» **Goal**:
Return every line below in which "Contains" appears.

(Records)
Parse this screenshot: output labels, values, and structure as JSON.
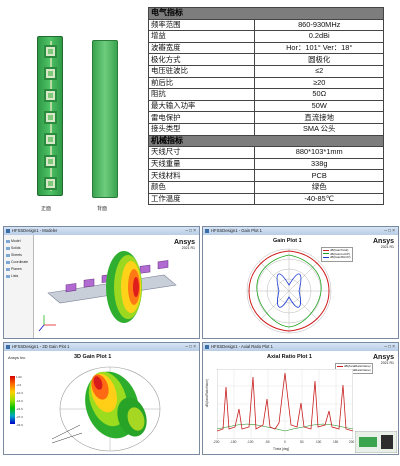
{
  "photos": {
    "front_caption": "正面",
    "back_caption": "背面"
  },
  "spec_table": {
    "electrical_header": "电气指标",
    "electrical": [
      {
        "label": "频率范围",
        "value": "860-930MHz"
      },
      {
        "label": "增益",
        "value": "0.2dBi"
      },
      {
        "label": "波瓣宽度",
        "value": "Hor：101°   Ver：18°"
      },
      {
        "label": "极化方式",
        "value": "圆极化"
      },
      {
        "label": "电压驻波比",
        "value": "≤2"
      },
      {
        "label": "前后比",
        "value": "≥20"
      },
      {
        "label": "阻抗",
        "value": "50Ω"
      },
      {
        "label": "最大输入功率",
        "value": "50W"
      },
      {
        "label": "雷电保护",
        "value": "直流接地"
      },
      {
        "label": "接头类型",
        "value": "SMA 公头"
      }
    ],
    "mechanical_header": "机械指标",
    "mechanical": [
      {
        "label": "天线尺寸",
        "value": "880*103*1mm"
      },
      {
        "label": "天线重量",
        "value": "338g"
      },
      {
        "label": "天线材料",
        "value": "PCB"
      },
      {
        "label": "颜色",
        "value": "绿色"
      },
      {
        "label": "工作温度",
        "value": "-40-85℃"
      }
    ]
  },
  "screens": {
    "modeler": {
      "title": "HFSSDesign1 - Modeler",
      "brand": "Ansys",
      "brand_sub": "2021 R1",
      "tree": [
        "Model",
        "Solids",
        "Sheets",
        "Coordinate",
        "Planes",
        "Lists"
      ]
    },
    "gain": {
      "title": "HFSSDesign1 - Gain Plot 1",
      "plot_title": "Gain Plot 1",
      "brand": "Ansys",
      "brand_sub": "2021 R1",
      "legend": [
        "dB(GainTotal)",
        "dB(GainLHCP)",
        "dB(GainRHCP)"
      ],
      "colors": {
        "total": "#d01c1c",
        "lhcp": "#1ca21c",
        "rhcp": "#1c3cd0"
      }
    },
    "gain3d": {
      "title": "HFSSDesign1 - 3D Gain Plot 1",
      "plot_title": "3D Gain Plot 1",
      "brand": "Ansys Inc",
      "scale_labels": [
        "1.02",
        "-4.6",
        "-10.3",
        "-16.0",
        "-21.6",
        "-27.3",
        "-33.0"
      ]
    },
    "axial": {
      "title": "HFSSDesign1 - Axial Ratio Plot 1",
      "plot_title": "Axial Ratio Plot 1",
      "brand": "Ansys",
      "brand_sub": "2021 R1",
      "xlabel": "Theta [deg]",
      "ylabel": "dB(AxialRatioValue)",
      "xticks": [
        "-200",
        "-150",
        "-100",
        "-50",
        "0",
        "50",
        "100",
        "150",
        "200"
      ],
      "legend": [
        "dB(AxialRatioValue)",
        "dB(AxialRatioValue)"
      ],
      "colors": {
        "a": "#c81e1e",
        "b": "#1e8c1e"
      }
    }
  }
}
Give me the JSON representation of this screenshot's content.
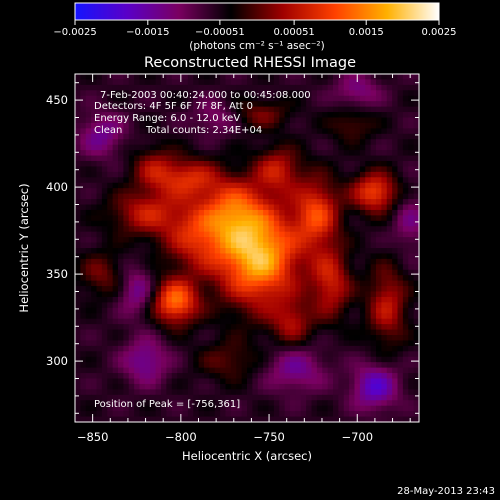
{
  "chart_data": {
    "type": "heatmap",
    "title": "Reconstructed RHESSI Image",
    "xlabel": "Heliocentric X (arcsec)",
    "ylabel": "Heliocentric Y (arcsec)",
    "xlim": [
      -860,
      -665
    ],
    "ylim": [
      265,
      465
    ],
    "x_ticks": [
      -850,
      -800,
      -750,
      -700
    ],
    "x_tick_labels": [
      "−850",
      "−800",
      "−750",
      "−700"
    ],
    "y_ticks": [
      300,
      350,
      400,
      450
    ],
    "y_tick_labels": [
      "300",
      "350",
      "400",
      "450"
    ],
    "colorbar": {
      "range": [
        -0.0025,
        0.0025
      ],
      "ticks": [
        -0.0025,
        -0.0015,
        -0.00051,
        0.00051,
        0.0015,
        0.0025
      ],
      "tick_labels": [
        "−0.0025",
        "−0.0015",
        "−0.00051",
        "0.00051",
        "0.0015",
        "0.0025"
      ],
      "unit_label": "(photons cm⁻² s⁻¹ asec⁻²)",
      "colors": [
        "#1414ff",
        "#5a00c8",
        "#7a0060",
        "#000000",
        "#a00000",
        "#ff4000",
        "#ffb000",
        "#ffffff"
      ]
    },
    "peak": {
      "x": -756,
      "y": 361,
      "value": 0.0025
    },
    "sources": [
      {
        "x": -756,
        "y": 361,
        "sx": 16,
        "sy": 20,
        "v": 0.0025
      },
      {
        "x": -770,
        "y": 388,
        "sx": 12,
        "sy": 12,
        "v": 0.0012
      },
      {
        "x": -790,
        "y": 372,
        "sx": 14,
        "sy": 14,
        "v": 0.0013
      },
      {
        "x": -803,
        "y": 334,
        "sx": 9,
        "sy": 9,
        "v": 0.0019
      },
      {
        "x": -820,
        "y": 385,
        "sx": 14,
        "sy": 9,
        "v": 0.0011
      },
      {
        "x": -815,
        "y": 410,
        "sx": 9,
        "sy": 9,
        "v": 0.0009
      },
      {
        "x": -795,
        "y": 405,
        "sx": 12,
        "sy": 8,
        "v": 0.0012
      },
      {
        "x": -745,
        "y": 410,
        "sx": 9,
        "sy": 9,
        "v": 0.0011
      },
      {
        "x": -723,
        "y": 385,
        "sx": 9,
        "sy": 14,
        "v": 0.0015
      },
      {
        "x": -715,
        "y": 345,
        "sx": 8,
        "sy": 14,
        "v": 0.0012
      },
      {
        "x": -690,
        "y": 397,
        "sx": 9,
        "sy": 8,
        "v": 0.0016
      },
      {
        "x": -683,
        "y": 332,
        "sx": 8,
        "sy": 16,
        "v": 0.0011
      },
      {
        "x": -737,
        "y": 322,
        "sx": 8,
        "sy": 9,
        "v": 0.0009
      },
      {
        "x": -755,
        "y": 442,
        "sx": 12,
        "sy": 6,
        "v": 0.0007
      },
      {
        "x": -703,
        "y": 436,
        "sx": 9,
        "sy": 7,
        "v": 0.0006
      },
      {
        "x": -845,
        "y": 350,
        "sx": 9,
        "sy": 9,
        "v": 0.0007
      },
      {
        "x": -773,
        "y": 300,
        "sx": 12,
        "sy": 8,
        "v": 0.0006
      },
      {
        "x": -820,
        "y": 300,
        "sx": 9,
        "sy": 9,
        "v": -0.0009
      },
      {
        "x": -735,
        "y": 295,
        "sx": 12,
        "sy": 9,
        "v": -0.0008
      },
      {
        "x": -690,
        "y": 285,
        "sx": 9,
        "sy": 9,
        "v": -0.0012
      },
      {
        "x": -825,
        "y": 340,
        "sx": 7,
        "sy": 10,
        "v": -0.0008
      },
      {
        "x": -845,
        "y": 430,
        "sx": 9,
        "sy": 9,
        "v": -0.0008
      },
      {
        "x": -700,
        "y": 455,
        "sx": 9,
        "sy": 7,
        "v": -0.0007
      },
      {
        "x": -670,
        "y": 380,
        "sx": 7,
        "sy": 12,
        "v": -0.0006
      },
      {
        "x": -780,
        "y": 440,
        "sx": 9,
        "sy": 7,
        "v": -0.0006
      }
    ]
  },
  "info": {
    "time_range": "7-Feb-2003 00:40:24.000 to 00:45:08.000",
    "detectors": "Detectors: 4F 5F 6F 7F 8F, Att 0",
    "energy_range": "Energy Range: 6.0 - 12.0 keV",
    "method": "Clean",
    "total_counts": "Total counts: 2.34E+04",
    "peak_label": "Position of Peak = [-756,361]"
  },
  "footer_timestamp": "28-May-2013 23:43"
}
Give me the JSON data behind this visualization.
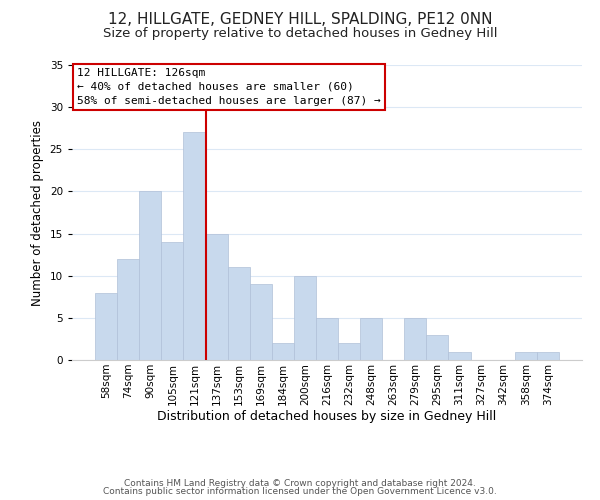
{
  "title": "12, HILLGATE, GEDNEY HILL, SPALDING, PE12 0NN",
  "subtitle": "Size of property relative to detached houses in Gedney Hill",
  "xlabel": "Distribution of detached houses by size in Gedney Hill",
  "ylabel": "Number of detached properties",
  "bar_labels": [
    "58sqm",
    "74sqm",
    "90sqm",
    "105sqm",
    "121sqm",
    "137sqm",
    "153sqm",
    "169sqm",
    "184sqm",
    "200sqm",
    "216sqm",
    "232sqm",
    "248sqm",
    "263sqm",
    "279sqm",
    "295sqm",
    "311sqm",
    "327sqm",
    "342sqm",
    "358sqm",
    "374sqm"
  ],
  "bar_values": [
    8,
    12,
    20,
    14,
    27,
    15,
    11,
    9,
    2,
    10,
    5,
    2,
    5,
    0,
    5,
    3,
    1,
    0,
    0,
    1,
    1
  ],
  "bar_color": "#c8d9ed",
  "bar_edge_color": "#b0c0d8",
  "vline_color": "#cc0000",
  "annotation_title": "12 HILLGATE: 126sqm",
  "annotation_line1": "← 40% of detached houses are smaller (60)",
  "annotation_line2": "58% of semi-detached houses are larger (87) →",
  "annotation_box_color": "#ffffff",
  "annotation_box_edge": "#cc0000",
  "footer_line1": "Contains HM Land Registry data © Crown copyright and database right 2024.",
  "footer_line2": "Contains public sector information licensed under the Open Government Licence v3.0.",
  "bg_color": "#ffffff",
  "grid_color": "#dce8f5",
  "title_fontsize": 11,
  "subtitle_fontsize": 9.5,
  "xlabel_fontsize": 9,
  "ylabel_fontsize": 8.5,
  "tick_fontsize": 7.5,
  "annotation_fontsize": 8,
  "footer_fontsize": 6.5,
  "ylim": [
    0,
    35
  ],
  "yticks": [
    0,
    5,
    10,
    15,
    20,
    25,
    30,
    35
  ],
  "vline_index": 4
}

» **Complete answer**:
  "footer_line1": "Contains HM Land Registry data © Crown copyright and database right 2024.",
  "footer_line2": "Contains public sector information licensed under the Open Government Licence v3.0.",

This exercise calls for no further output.